Extracted data entries
— Start —

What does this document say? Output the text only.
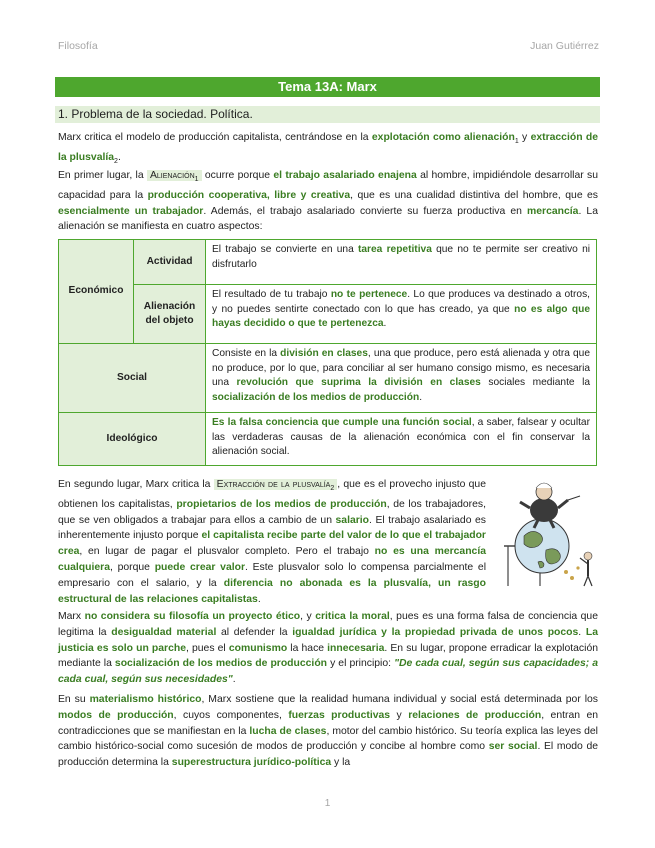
Filosofía	Juan Gutiérrez
Tema 13A: Marx
1. Problema de la sociedad. Política.

Marx critica el modelo de producción capitalista, centrándose en la explotación como alienación$_1$ y extracción de la plusvalía$_2$.

En primer lugar, la Alienación$_1$ ocurre porque el trabajo asalariado enajena al hombre, impidiéndole desarrollar su capacidad para la producción cooperativa, libre y creativa, que es una cualidad distintiva del hombre, que es esencialmente un trabajador. Además, el trabajo asalariado convierte su fuerza productiva en mercancía. La alienación se manifiesta en cuatro aspectos:

Económico	Actividad	El trabajo se convierte en una tarea repetitiva que no te permite ser creativo ni disfrutarlo
	Alienación del objeto	El resultado de tu trabajo no te pertenece. Lo que produces va destinado a otros, y no puedes sentirte conectado con lo que has creado, ya que no es algo que hayas decidido o que te pertenezca.
Social		Consiste en la división en clases, una que produce, pero está alienada y otra que no produce, por lo que, para conciliar al ser humano consigo mismo, es necesaria una revolución que suprima la división en clases sociales mediante la socialización de los medios de producción.
Ideológico		Es la falsa conciencia que cumple una función social, a saber, falsear y ocultar las verdaderas causas de la alienación económica con el fin conservar la alienación social.

En segundo lugar, Marx critica la Extracción de la plusvalía$_2$ , que es el provecho injusto que obtienen los capitalistas, propietarios de los medios de producción, de los trabajadores, que se ven obligados a trabajar para ellos a cambio de un salario. El trabajo asalariado es inherentemente injusto porque el capitalista recibe parte del valor de lo que el trabajador crea, en lugar de pagar el plusvalor completo. Pero el trabajo no es una mercancía cualquiera, porque puede crear valor. Este plusvalor solo lo compensa parcialmente el empresario con el salario, y la diferencia no abonada es la plusvalía, un rasgo estructural de las relaciones capitalistas.

Marx no considera su filosofía un proyecto ético, y critica la moral, pues es una forma falsa de conciencia que legitima la desigualdad material al defender la igualdad jurídica y la propiedad privada de unos pocos. La justicia es solo un parche, pues el comunismo la hace innecesaria. En su lugar, propone erradicar la explotación mediante la socialización de los medios de producción y el principio: "De cada cual, según sus capacidades; a cada cual, según sus necesidades".

En su materialismo histórico, Marx sostiene que la realidad humana individual y social está determinada por los modos de producción, cuyos componentes, fuerzas productivas y relaciones de producción, entran en contradicciones que se manifiestan en la lucha de clases, motor del cambio histórico. Su teoría explica las leyes del cambio histórico-social como sucesión de modos de producción y concibe al hombre como ser social. El modo de producción determina la superestructura jurídico-política y la

1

— End —

The pictures should not appear in the copy; every other part of the records above must be returned exactly.

Result for this task
What does this document say? Output the text only.
Filosofía	Juan Gutiérrez
Tema 13A: Marx
1. Problema de la sociedad. Política.

Marx critica el modelo de producción capitalista, centrándose en la explotación como alienación$_1$ y extracción de la plusvalía$_2$.

En primer lugar, la Alienación$_1$ ocurre porque el trabajo asalariado enajena al hombre, impidiéndole desarrollar su capacidad para la producción cooperativa, libre y creativa, que es una cualidad distintiva del hombre, que es esencialmente un trabajador. Además, el trabajo asalariado convierte su fuerza productiva en mercancía. La alienación se manifiesta en cuatro aspectos:

Económico	Actividad	El trabajo se convierte en una tarea repetitiva que no te permite ser creativo ni disfrutarlo
	Alienación del objeto	El resultado de tu trabajo no te pertenece. Lo que produces va destinado a otros, y no puedes sentirte conectado con lo que has creado, ya que no es algo que hayas decidido o que te pertenezca.
Social		Consiste en la división en clases, una que produce, pero está alienada y otra que no produce, por lo que, para conciliar al ser humano consigo mismo, es necesaria una revolución que suprima la división en clases sociales mediante la socialización de los medios de producción.
Ideológico		Es la falsa conciencia que cumple una función social, a saber, falsear y ocultar las verdaderas causas de la alienación económica con el fin conservar la alienación social.

En segundo lugar, Marx critica la Extracción de la plusvalía$_2$ , que es el provecho injusto que obtienen los capitalistas, propietarios de los medios de producción, de los trabajadores, que se ven obligados a trabajar para ellos a cambio de un salario. El trabajo asalariado es inherentemente injusto porque el capitalista recibe parte del valor de lo que el trabajador crea, en lugar de pagar el plusvalor completo. Pero el trabajo no es una mercancía cualquiera, porque puede crear valor. Este plusvalor solo lo compensa parcialmente el empresario con el salario, y la diferencia no abonada es la plusvalía, un rasgo estructural de las relaciones capitalistas.

Marx no considera su filosofía un proyecto ético, y critica la moral, pues es una forma falsa de conciencia que legitima la desigualdad material al defender la igualdad jurídica y la propiedad privada de unos pocos. La justicia es solo un parche, pues el comunismo la hace innecesaria. En su lugar, propone erradicar la explotación mediante la socialización de los medios de producción y el principio: "De cada cual, según sus capacidades; a cada cual, según sus necesidades".

En su materialismo histórico, Marx sostiene que la realidad humana individual y social está determinada por los modos de producción, cuyos componentes, fuerzas productivas y relaciones de producción, entran en contradicciones que se manifiestan en la lucha de clases, motor del cambio histórico. Su teoría explica las leyes del cambio histórico-social como sucesión de modos de producción y concibe al hombre como ser social. El modo de producción determina la superestructura jurídico-política y la

1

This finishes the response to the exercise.